:: EXERCISE MATERIALS ::
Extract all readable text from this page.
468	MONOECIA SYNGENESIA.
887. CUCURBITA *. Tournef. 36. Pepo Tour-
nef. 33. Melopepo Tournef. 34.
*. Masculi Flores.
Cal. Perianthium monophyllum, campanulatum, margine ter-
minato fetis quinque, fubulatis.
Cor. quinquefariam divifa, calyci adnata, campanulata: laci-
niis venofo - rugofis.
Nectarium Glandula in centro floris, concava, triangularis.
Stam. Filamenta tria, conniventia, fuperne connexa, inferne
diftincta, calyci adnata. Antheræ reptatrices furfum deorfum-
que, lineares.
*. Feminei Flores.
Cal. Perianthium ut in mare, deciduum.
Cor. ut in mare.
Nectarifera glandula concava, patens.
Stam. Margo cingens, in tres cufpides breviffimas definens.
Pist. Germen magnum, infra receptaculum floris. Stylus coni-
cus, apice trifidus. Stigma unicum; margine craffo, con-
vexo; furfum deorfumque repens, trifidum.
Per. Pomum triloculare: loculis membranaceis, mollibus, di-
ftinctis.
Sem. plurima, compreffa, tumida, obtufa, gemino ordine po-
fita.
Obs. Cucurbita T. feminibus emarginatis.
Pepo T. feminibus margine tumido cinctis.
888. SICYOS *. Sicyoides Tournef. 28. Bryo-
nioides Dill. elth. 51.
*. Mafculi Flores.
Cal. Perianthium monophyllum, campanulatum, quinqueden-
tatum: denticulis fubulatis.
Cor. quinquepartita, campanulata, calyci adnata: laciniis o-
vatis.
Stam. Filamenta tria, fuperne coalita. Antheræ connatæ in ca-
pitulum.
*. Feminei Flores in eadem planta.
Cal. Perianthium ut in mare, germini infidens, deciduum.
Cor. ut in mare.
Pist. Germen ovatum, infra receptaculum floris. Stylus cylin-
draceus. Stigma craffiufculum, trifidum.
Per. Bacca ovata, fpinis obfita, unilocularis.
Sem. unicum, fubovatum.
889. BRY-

:: WHAT THIS TASK INVOLVES ::
Which lines in the records contain the word "monophyllum"? Copy each one.

:: ANSWER TO THE PROBLEM ::
Cal. Perianthium monophyllum, campanulatum, margine ter-
Cal. Perianthium monophyllum, campanulatum, quinqueden-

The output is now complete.